Go Back

Gluten-Free Buttermilk Biscuits

Fluffy, tender, and oh-so-good, these gluten-free buttermilk biscuits are the perfect blend of flaky layers and rich flavor, making them a family favorite for any meal.
Prep Time 15 minutes
Cook Time 30 minutes
Total Time 45 minutes
Course Breakfast, Side Dish, Snack
Cuisine American
Servings 12 biscuits
Calories 220 kcal

Ingredients
  

Dry Ingredients

  • 5.5 cups 5 1/2 cups gluten-free flour blend Bob's Red Mill GF recommended
  • 1.5 teaspoons 1 1/2 teaspoons xanthan gum Omit if your GF flour mix already contains
  • 1.5 teaspoons 1 1/2 teaspoons granulated sugar For a hint of sweetness
  • 3.5 teaspoons 3 1/2 teaspoons baking powder Leavening agent for fluffiness
  • 3 teaspoons 3 teaspoons kosher salt For flavor enhancement
  • 0.5 teaspoons 1/2 teaspoon baking soda Additional leavening

Wet Ingredients

  • 1.5 cups 1 1/2 cup unsalted butter (cubed and cold) Cold for flakiness
  • 2 cups 2 cups buttermilk Provides tang and moisture
  • 2 tablespoons 2 Tablespoons whole milk For egg wash
  • 1 large 1 egg yolk For egg wash

Instructions
 

Preparation

  • Preheat your oven to 375°F (190°C).

— INSTRUCTION —
Transcribe the passage of the biscuit recipe from "Fluffy, tender, and" to "for any meal." word for word.

— AVAILABLE DATA —

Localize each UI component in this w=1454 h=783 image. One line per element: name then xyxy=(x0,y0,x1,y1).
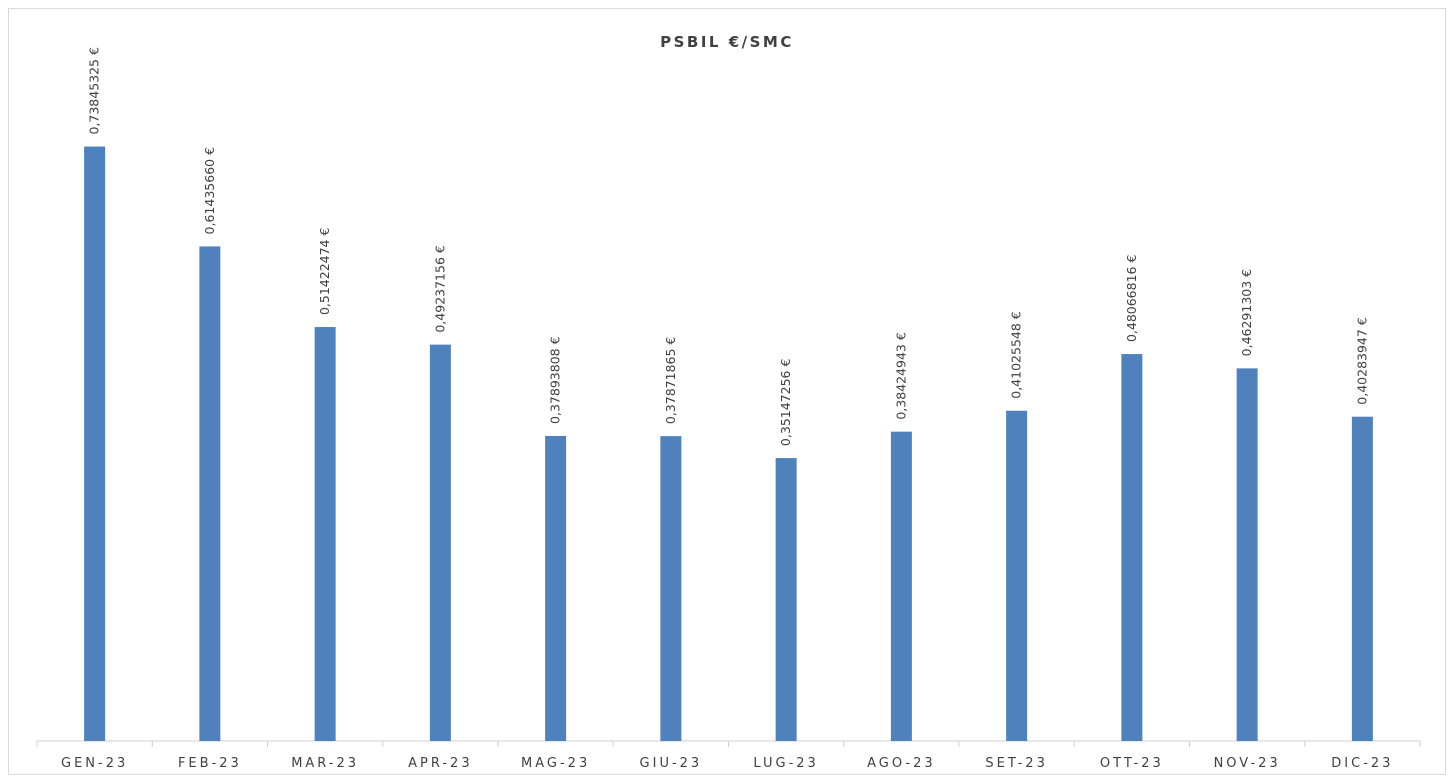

— IN RESPONSE —
Fluffy, tender, and oh-so-good, these gluten-free buttermilk biscuits are the perfect blend of flaky layers and rich flavor, making them a family favorite for any meal.